◆ DO THIS: Determine how many lines contain the string "направления" and reply with that number alone.

(Recorded data)
---*---

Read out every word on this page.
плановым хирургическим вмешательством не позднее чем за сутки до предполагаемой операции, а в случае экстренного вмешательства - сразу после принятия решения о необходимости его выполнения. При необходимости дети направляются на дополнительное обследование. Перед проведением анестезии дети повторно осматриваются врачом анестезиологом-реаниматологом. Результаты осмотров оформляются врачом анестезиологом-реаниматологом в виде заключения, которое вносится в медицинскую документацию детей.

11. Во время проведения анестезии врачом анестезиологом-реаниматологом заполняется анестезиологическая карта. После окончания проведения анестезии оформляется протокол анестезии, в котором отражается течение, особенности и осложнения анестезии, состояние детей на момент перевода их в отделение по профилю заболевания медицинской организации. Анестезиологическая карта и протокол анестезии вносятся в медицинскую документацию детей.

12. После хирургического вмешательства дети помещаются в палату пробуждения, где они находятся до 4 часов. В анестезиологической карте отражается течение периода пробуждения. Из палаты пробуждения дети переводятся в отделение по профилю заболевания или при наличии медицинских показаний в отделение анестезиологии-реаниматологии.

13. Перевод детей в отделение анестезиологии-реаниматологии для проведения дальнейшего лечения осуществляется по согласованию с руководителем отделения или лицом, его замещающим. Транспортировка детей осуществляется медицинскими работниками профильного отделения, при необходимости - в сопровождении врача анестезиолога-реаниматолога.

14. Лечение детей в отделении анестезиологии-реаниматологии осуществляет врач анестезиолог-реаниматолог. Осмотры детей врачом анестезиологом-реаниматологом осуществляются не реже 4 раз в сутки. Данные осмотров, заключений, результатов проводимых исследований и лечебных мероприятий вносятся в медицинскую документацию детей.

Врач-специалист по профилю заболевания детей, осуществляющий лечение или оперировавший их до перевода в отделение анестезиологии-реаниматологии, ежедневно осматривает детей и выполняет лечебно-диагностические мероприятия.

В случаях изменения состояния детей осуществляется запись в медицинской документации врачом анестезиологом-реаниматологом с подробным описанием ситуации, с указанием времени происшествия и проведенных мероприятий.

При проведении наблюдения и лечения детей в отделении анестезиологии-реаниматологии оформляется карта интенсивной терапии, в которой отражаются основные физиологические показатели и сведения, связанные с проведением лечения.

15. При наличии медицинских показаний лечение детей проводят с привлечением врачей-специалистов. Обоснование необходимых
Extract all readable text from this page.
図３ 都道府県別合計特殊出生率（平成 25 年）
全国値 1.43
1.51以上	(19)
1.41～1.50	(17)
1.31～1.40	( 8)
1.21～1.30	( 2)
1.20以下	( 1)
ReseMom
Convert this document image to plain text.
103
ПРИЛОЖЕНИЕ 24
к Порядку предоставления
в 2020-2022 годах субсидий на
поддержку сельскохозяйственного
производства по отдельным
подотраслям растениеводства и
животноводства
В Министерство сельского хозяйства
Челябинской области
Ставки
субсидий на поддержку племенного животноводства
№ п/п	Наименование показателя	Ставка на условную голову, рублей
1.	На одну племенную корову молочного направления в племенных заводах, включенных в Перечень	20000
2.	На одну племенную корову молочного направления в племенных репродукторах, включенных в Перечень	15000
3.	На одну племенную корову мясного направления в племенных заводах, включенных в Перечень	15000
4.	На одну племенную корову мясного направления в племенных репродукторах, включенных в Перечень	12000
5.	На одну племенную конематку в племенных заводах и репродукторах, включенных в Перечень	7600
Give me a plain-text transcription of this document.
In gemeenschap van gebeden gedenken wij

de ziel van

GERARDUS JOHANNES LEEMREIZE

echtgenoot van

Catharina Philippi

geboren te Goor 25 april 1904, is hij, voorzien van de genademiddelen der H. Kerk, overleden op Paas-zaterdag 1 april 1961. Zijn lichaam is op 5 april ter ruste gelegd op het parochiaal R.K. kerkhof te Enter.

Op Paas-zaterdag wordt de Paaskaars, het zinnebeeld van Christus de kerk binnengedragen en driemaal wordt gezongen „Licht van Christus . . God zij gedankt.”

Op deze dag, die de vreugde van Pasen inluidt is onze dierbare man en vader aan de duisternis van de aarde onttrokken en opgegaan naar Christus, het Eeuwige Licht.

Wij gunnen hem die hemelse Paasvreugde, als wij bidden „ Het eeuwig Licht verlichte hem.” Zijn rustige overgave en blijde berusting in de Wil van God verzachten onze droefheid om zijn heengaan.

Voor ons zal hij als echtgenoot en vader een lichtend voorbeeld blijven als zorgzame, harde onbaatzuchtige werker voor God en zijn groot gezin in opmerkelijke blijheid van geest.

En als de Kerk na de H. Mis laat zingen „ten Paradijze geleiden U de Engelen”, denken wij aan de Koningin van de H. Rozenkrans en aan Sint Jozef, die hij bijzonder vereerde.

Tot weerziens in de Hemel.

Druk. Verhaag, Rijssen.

---*---

◆ TASK SOLUTION: 4